Wherever a line holds the word "name", copy that line out.

↓↓↓

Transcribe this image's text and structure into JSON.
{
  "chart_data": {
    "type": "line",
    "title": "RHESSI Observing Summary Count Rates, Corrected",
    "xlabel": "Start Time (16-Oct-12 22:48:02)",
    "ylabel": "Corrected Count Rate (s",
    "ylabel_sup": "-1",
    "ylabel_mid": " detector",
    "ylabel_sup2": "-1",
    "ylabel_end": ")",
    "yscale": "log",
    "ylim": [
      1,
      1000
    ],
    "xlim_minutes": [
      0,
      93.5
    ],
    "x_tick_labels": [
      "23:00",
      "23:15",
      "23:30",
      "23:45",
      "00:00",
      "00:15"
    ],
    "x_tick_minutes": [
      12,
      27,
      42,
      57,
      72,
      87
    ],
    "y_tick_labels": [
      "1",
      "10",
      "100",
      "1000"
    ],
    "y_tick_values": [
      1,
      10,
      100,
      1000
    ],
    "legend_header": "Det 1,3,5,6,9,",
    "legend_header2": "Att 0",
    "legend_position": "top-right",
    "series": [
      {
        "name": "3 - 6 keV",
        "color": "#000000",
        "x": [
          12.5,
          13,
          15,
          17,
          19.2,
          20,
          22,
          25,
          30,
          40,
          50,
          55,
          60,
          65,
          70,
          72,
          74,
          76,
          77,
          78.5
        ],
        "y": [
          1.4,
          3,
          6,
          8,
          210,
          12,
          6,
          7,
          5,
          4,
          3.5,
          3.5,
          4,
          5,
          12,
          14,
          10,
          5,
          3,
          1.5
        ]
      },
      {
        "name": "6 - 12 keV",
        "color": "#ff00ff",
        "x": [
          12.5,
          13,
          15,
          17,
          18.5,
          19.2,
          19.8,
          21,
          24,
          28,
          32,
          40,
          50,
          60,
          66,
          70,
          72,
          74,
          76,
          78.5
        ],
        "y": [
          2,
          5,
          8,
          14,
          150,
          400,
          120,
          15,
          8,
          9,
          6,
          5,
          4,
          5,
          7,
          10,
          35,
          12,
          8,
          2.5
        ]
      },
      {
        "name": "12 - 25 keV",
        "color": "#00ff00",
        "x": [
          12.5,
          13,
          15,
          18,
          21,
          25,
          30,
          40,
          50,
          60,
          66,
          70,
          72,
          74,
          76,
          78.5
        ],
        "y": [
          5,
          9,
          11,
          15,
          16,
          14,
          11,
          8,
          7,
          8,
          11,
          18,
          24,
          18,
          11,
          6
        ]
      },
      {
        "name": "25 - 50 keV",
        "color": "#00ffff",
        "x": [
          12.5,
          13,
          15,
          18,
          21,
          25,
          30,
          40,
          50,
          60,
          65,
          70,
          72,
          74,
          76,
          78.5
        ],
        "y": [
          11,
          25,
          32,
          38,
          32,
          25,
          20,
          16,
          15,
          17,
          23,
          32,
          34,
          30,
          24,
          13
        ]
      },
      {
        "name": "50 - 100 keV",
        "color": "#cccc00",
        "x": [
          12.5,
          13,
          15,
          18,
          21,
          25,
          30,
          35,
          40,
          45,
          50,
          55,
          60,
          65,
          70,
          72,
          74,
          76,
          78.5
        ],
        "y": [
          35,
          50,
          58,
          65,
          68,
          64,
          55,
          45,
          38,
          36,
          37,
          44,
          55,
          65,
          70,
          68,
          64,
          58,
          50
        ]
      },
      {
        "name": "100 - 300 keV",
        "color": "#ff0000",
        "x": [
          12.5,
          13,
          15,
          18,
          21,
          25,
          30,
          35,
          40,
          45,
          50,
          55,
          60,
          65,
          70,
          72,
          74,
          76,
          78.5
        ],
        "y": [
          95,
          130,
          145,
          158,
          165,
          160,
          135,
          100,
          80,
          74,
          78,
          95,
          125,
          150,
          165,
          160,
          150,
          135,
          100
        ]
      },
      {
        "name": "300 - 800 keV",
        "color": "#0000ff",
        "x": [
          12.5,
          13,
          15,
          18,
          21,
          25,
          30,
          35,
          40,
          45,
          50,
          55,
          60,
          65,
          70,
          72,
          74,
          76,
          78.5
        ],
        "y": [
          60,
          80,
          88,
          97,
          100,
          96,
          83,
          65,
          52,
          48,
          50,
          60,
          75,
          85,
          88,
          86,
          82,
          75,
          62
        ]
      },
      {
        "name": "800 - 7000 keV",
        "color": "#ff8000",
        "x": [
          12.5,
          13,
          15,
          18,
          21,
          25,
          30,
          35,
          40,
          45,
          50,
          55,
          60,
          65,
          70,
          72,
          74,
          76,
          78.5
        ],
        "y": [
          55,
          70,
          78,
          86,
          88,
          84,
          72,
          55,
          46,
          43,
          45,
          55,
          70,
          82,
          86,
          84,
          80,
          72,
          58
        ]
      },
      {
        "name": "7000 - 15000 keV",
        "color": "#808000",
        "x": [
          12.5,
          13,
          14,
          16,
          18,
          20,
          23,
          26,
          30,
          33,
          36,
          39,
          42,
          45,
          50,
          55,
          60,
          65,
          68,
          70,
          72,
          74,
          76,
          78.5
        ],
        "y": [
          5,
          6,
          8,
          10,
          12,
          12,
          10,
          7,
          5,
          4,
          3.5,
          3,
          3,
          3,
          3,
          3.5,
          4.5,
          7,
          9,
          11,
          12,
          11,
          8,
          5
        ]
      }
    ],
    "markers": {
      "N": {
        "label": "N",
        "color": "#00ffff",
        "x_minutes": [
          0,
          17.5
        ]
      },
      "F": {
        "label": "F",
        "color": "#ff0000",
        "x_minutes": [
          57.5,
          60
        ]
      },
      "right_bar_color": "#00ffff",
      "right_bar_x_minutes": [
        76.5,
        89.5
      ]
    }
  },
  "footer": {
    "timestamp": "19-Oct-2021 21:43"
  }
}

↑↑↑

OUTPUT OF THE TASK:
        "name": "3 - 6 keV",
        "name": "6 - 12 keV",
        "name": "12 - 25 keV",
        "name": "25 - 50 keV",
        "name": "50 - 100 keV",
        "name": "100 - 300 keV",
        "name": "300 - 800 keV",
        "name": "800 - 7000 keV",
        "name": "7000 - 15000 keV",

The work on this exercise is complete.